------ DATA SECTION

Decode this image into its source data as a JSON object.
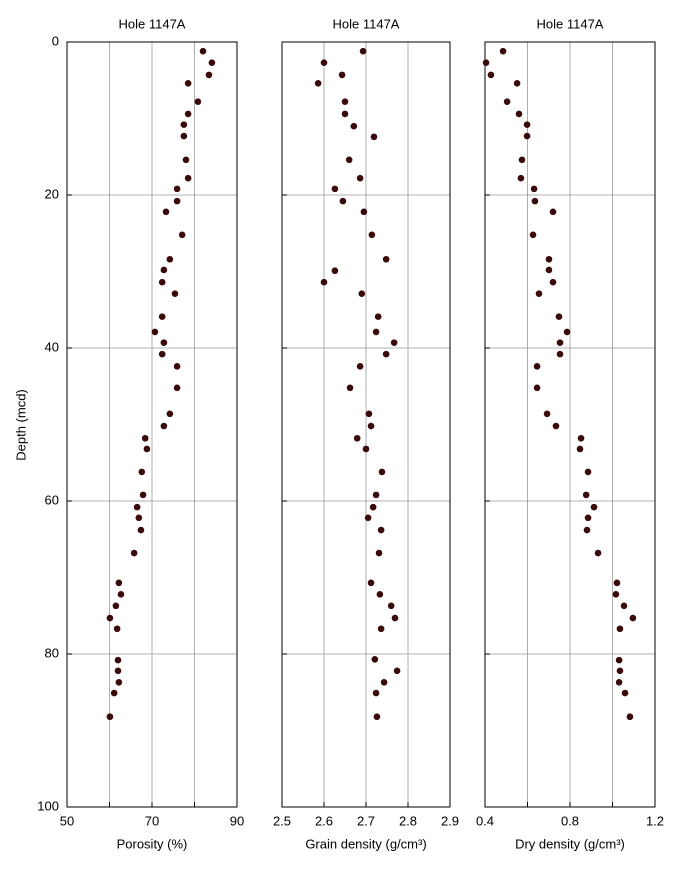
{
  "chart_data": [
    {
      "type": "scatter",
      "title": "Hole 1147A",
      "x_label": "Porosity (%)",
      "y_label": "Depth (mcd)",
      "color": "#3a0a0a",
      "xlim": [
        50,
        90
      ],
      "xticks": [
        50,
        70,
        90
      ],
      "minor_xticks": [
        60,
        80
      ],
      "ylim": [
        0,
        100
      ],
      "yticks": [
        0,
        20,
        40,
        60,
        80,
        100
      ],
      "invert_y": true,
      "show_ytick_labels": true,
      "grid": true,
      "x": [
        82.0,
        84.1,
        83.4,
        78.5,
        80.8,
        78.5,
        77.5,
        77.5,
        78.0,
        78.5,
        75.9,
        75.9,
        73.3,
        77.1,
        74.2,
        72.8,
        72.4,
        75.4,
        72.4,
        70.7,
        72.8,
        72.4,
        75.9,
        75.9,
        74.2,
        72.8,
        68.4,
        68.8,
        67.6,
        67.9,
        66.5,
        66.9,
        67.4,
        65.8,
        62.2,
        62.7,
        61.5,
        60.1,
        61.8,
        62.0,
        62.0,
        62.2,
        61.1,
        60.1
      ],
      "y": [
        1.2,
        2.7,
        4.3,
        5.4,
        7.8,
        9.4,
        10.8,
        12.3,
        15.4,
        17.8,
        19.2,
        20.8,
        22.2,
        25.2,
        28.4,
        29.8,
        31.4,
        32.9,
        35.9,
        37.9,
        39.3,
        40.8,
        42.4,
        45.2,
        48.6,
        50.2,
        51.8,
        53.2,
        56.2,
        59.2,
        60.8,
        62.2,
        63.8,
        66.8,
        70.7,
        72.2,
        73.7,
        75.3,
        76.7,
        80.8,
        82.2,
        83.7,
        85.1,
        88.2
      ]
    },
    {
      "type": "scatter",
      "title": "Hole 1147A",
      "x_label": "Grain density (g/cm³)",
      "color": "#3a0a0a",
      "xlim": [
        2.5,
        2.9
      ],
      "xticks": [
        2.5,
        2.6,
        2.7,
        2.8,
        2.9
      ],
      "ylim": [
        0,
        100
      ],
      "yticks": [
        0,
        20,
        40,
        60,
        80,
        100
      ],
      "invert_y": true,
      "show_ytick_labels": false,
      "grid": true,
      "x": [
        2.693,
        2.6,
        2.643,
        2.586,
        2.65,
        2.65,
        2.671,
        2.719,
        2.66,
        2.686,
        2.626,
        2.645,
        2.695,
        2.714,
        2.748,
        2.626,
        2.6,
        2.69,
        2.729,
        2.724,
        2.767,
        2.748,
        2.686,
        2.662,
        2.707,
        2.712,
        2.679,
        2.7,
        2.738,
        2.724,
        2.717,
        2.705,
        2.736,
        2.731,
        2.712,
        2.733,
        2.76,
        2.769,
        2.736,
        2.721,
        2.774,
        2.743,
        2.724,
        2.726
      ],
      "y": [
        1.2,
        2.7,
        4.3,
        5.4,
        7.8,
        9.4,
        11.0,
        12.4,
        15.4,
        17.8,
        19.2,
        20.8,
        22.2,
        25.2,
        28.4,
        29.9,
        31.4,
        32.9,
        35.9,
        37.9,
        39.3,
        40.8,
        42.4,
        45.2,
        48.6,
        50.2,
        51.8,
        53.2,
        56.2,
        59.2,
        60.8,
        62.2,
        63.8,
        66.8,
        70.7,
        72.2,
        73.7,
        75.3,
        76.7,
        80.7,
        82.2,
        83.7,
        85.1,
        88.2
      ]
    },
    {
      "type": "scatter",
      "title": "Hole 1147A",
      "x_label": "Dry density  (g/cm³)",
      "color": "#3a0a0a",
      "xlim": [
        0.4,
        1.2
      ],
      "xticks": [
        0.4,
        0.8,
        1.2
      ],
      "minor_xticks": [
        0.6,
        1.0
      ],
      "ylim": [
        0,
        100
      ],
      "yticks": [
        0,
        20,
        40,
        60,
        80,
        100
      ],
      "invert_y": true,
      "show_ytick_labels": false,
      "grid": true,
      "x": [
        0.485,
        0.405,
        0.428,
        0.551,
        0.504,
        0.56,
        0.598,
        0.598,
        0.574,
        0.569,
        0.631,
        0.635,
        0.72,
        0.626,
        0.701,
        0.701,
        0.72,
        0.654,
        0.748,
        0.786,
        0.753,
        0.753,
        0.645,
        0.645,
        0.692,
        0.734,
        0.852,
        0.847,
        0.885,
        0.876,
        0.913,
        0.885,
        0.88,
        0.932,
        1.021,
        1.016,
        1.054,
        1.096,
        1.035,
        1.031,
        1.035,
        1.031,
        1.059,
        1.082
      ],
      "y": [
        1.2,
        2.7,
        4.3,
        5.4,
        7.8,
        9.4,
        10.8,
        12.3,
        15.4,
        17.8,
        19.2,
        20.8,
        22.2,
        25.2,
        28.4,
        29.8,
        31.4,
        32.9,
        35.9,
        37.9,
        39.3,
        40.8,
        42.4,
        45.2,
        48.6,
        50.2,
        51.8,
        53.2,
        56.2,
        59.2,
        60.8,
        62.2,
        63.8,
        66.8,
        70.7,
        72.2,
        73.7,
        75.3,
        76.7,
        80.8,
        82.2,
        83.7,
        85.1,
        88.2
      ]
    }
  ]
}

------------

# WORK TO BE COMPLETED
Set the entries down again exactly. Do not include the images.

# TASK SOLUTION
Decode this image into its source data as a JSON object.
{
  "chart_data": [
    {
      "type": "scatter",
      "title": "Hole 1147A",
      "x_label": "Porosity (%)",
      "y_label": "Depth (mcd)",
      "color": "#3a0a0a",
      "xlim": [
        50,
        90
      ],
      "xticks": [
        50,
        70,
        90
      ],
      "minor_xticks": [
        60,
        80
      ],
      "ylim": [
        0,
        100
      ],
      "yticks": [
        0,
        20,
        40,
        60,
        80,
        100
      ],
      "invert_y": true,
      "show_ytick_labels": true,
      "grid": true,
      "x": [
        82.0,
        84.1,
        83.4,
        78.5,
        80.8,
        78.5,
        77.5,
        77.5,
        78.0,
        78.5,
        75.9,
        75.9,
        73.3,
        77.1,
        74.2,
        72.8,
        72.4,
        75.4,
        72.4,
        70.7,
        72.8,
        72.4,
        75.9,
        75.9,
        74.2,
        72.8,
        68.4,
        68.8,
        67.6,
        67.9,
        66.5,
        66.9,
        67.4,
        65.8,
        62.2,
        62.7,
        61.5,
        60.1,
        61.8,
        62.0,
        62.0,
        62.2,
        61.1,
        60.1
      ],
      "y": [
        1.2,
        2.7,
        4.3,
        5.4,
        7.8,
        9.4,
        10.8,
        12.3,
        15.4,
        17.8,
        19.2,
        20.8,
        22.2,
        25.2,
        28.4,
        29.8,
        31.4,
        32.9,
        35.9,
        37.9,
        39.3,
        40.8,
        42.4,
        45.2,
        48.6,
        50.2,
        51.8,
        53.2,
        56.2,
        59.2,
        60.8,
        62.2,
        63.8,
        66.8,
        70.7,
        72.2,
        73.7,
        75.3,
        76.7,
        80.8,
        82.2,
        83.7,
        85.1,
        88.2
      ]
    },
    {
      "type": "scatter",
      "title": "Hole 1147A",
      "x_label": "Grain density (g/cm³)",
      "color": "#3a0a0a",
      "xlim": [
        2.5,
        2.9
      ],
      "xticks": [
        2.5,
        2.6,
        2.7,
        2.8,
        2.9
      ],
      "ylim": [
        0,
        100
      ],
      "yticks": [
        0,
        20,
        40,
        60,
        80,
        100
      ],
      "invert_y": true,
      "show_ytick_labels": false,
      "grid": true,
      "x": [
        2.693,
        2.6,
        2.643,
        2.586,
        2.65,
        2.65,
        2.671,
        2.719,
        2.66,
        2.686,
        2.626,
        2.645,
        2.695,
        2.714,
        2.748,
        2.626,
        2.6,
        2.69,
        2.729,
        2.724,
        2.767,
        2.748,
        2.686,
        2.662,
        2.707,
        2.712,
        2.679,
        2.7,
        2.738,
        2.724,
        2.717,
        2.705,
        2.736,
        2.731,
        2.712,
        2.733,
        2.76,
        2.769,
        2.736,
        2.721,
        2.774,
        2.743,
        2.724,
        2.726
      ],
      "y": [
        1.2,
        2.7,
        4.3,
        5.4,
        7.8,
        9.4,
        11.0,
        12.4,
        15.4,
        17.8,
        19.2,
        20.8,
        22.2,
        25.2,
        28.4,
        29.9,
        31.4,
        32.9,
        35.9,
        37.9,
        39.3,
        40.8,
        42.4,
        45.2,
        48.6,
        50.2,
        51.8,
        53.2,
        56.2,
        59.2,
        60.8,
        62.2,
        63.8,
        66.8,
        70.7,
        72.2,
        73.7,
        75.3,
        76.7,
        80.7,
        82.2,
        83.7,
        85.1,
        88.2
      ]
    },
    {
      "type": "scatter",
      "title": "Hole 1147A",
      "x_label": "Dry density  (g/cm³)",
      "color": "#3a0a0a",
      "xlim": [
        0.4,
        1.2
      ],
      "xticks": [
        0.4,
        0.8,
        1.2
      ],
      "minor_xticks": [
        0.6,
        1.0
      ],
      "ylim": [
        0,
        100
      ],
      "yticks": [
        0,
        20,
        40,
        60,
        80,
        100
      ],
      "invert_y": true,
      "show_ytick_labels": false,
      "grid": true,
      "x": [
        0.485,
        0.405,
        0.428,
        0.551,
        0.504,
        0.56,
        0.598,
        0.598,
        0.574,
        0.569,
        0.631,
        0.635,
        0.72,
        0.626,
        0.701,
        0.701,
        0.72,
        0.654,
        0.748,
        0.786,
        0.753,
        0.753,
        0.645,
        0.645,
        0.692,
        0.734,
        0.852,
        0.847,
        0.885,
        0.876,
        0.913,
        0.885,
        0.88,
        0.932,
        1.021,
        1.016,
        1.054,
        1.096,
        1.035,
        1.031,
        1.035,
        1.031,
        1.059,
        1.082
      ],
      "y": [
        1.2,
        2.7,
        4.3,
        5.4,
        7.8,
        9.4,
        10.8,
        12.3,
        15.4,
        17.8,
        19.2,
        20.8,
        22.2,
        25.2,
        28.4,
        29.8,
        31.4,
        32.9,
        35.9,
        37.9,
        39.3,
        40.8,
        42.4,
        45.2,
        48.6,
        50.2,
        51.8,
        53.2,
        56.2,
        59.2,
        60.8,
        62.2,
        63.8,
        66.8,
        70.7,
        72.2,
        73.7,
        75.3,
        76.7,
        80.8,
        82.2,
        83.7,
        85.1,
        88.2
      ]
    }
  ]
}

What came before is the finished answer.